### What this task involves
Assemble all lines in which the string "TradingView" appears.

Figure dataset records
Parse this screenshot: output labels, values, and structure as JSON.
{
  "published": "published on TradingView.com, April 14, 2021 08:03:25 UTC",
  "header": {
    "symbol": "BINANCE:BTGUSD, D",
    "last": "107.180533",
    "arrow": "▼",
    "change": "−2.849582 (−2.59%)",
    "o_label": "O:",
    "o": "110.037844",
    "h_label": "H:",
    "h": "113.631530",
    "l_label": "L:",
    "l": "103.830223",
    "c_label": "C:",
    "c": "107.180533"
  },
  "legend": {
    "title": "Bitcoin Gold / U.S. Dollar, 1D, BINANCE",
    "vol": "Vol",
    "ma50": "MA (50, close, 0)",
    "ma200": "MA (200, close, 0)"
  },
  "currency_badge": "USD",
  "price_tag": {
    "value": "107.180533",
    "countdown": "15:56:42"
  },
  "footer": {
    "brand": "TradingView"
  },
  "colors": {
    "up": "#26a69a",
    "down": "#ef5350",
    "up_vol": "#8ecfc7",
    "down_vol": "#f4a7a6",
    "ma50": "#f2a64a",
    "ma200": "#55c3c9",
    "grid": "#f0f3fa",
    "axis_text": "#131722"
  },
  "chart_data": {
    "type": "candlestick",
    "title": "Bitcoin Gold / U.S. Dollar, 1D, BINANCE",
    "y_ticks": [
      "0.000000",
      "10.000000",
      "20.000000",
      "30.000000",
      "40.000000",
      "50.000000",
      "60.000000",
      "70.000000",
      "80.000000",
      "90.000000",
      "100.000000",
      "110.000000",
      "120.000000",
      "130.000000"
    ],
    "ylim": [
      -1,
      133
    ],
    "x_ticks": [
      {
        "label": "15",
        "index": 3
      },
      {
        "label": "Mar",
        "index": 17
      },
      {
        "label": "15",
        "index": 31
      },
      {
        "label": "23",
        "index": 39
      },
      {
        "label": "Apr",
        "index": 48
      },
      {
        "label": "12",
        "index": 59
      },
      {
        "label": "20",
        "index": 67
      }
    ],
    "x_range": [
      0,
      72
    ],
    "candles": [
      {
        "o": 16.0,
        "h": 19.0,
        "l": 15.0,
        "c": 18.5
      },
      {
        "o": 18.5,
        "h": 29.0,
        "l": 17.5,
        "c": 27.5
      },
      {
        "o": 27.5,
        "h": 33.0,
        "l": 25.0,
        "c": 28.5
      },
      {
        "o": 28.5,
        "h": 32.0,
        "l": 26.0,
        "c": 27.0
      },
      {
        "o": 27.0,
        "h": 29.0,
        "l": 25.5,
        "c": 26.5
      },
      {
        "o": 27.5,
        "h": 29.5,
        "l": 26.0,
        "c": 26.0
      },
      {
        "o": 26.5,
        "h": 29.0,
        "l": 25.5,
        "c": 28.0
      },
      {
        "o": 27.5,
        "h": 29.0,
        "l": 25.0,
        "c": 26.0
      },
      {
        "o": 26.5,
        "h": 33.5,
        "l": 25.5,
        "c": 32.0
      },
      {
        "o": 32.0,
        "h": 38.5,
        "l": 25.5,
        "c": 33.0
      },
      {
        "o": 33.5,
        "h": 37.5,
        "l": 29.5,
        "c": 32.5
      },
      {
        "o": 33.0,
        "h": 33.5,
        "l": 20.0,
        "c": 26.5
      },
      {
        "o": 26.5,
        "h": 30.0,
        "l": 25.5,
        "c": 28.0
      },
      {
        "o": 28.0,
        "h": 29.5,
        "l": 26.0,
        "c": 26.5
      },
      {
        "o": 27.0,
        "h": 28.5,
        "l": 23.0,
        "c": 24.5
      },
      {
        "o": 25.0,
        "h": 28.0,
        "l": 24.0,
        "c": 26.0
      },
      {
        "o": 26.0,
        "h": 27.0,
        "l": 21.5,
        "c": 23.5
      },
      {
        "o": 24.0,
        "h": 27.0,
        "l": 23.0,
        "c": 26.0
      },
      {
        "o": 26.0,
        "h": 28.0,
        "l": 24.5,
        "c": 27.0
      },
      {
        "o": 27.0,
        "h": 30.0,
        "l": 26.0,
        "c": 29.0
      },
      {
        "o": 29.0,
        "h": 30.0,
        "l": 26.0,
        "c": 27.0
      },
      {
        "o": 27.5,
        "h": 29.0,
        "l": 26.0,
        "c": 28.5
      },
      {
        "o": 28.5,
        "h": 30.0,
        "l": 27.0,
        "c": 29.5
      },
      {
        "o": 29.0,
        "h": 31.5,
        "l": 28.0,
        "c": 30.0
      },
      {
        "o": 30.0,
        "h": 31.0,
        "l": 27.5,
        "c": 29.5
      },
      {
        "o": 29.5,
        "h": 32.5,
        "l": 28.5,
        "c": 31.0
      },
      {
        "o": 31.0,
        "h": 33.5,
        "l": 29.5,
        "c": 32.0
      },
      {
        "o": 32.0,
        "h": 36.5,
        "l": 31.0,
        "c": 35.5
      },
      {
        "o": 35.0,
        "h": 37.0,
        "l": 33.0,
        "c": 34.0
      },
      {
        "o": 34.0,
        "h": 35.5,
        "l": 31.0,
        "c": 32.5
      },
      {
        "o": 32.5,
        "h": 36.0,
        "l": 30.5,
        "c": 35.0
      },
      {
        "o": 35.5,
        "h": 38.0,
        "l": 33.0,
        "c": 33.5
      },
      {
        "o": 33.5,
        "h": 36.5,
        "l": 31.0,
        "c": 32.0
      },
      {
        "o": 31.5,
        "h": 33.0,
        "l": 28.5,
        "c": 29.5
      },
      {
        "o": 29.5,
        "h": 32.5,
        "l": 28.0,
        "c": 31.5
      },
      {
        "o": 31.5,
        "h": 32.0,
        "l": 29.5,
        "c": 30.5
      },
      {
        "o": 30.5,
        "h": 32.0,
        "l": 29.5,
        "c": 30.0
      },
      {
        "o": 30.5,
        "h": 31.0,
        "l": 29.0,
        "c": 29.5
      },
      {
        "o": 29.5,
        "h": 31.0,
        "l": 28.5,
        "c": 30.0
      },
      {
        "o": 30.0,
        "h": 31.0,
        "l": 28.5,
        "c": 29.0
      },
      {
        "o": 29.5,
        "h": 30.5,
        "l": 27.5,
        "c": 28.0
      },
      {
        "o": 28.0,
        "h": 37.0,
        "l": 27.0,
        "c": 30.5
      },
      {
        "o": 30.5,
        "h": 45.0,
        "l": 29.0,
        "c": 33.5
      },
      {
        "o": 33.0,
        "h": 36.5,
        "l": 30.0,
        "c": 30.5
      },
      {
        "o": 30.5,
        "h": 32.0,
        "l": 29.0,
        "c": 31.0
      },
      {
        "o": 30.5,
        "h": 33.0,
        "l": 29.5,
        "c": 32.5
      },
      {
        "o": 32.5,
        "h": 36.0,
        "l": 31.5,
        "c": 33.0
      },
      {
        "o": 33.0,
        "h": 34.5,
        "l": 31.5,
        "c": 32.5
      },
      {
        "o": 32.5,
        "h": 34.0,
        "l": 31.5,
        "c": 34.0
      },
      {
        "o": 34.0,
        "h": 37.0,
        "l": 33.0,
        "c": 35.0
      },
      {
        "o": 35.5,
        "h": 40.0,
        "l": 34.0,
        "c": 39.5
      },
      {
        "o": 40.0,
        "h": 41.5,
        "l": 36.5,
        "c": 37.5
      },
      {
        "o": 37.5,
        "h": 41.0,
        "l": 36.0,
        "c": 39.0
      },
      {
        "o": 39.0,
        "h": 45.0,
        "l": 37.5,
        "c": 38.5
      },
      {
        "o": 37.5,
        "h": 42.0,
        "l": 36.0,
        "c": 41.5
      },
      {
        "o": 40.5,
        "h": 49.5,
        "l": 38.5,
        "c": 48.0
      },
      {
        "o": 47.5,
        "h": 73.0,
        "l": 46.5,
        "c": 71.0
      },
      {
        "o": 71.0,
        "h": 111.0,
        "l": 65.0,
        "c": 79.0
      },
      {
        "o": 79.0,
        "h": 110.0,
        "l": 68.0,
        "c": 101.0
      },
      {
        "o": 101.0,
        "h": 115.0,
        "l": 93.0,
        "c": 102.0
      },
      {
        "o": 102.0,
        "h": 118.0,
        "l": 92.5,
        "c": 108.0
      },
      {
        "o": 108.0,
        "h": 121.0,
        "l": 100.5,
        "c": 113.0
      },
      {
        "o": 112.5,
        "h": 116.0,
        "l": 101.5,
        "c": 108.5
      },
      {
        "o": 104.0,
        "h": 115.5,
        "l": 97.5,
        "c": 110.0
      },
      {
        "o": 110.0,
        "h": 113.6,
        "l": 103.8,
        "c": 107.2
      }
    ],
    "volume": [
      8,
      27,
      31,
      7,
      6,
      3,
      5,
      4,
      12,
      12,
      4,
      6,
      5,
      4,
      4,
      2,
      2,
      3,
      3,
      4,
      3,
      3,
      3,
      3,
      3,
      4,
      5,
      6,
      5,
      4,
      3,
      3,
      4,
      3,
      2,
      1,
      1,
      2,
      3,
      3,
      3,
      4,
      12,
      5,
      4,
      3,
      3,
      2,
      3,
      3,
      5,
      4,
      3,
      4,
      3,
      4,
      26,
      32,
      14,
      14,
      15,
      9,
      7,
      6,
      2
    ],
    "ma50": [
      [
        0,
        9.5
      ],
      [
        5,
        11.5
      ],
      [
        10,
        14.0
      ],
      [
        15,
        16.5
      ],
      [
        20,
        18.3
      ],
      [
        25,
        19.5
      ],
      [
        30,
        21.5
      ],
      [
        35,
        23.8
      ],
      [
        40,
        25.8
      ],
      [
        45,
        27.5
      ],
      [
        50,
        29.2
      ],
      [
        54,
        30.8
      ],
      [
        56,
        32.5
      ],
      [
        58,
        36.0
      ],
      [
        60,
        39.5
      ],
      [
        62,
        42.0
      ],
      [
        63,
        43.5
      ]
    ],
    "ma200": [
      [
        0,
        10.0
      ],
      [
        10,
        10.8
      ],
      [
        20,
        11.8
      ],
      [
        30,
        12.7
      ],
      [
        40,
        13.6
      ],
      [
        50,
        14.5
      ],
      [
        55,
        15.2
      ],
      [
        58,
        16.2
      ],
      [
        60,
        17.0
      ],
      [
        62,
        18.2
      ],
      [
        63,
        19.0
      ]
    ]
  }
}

### Result for this exercise
  "published": "published on TradingView.com, April 14, 2021 08:03:25 UTC",
    "brand": "TradingView"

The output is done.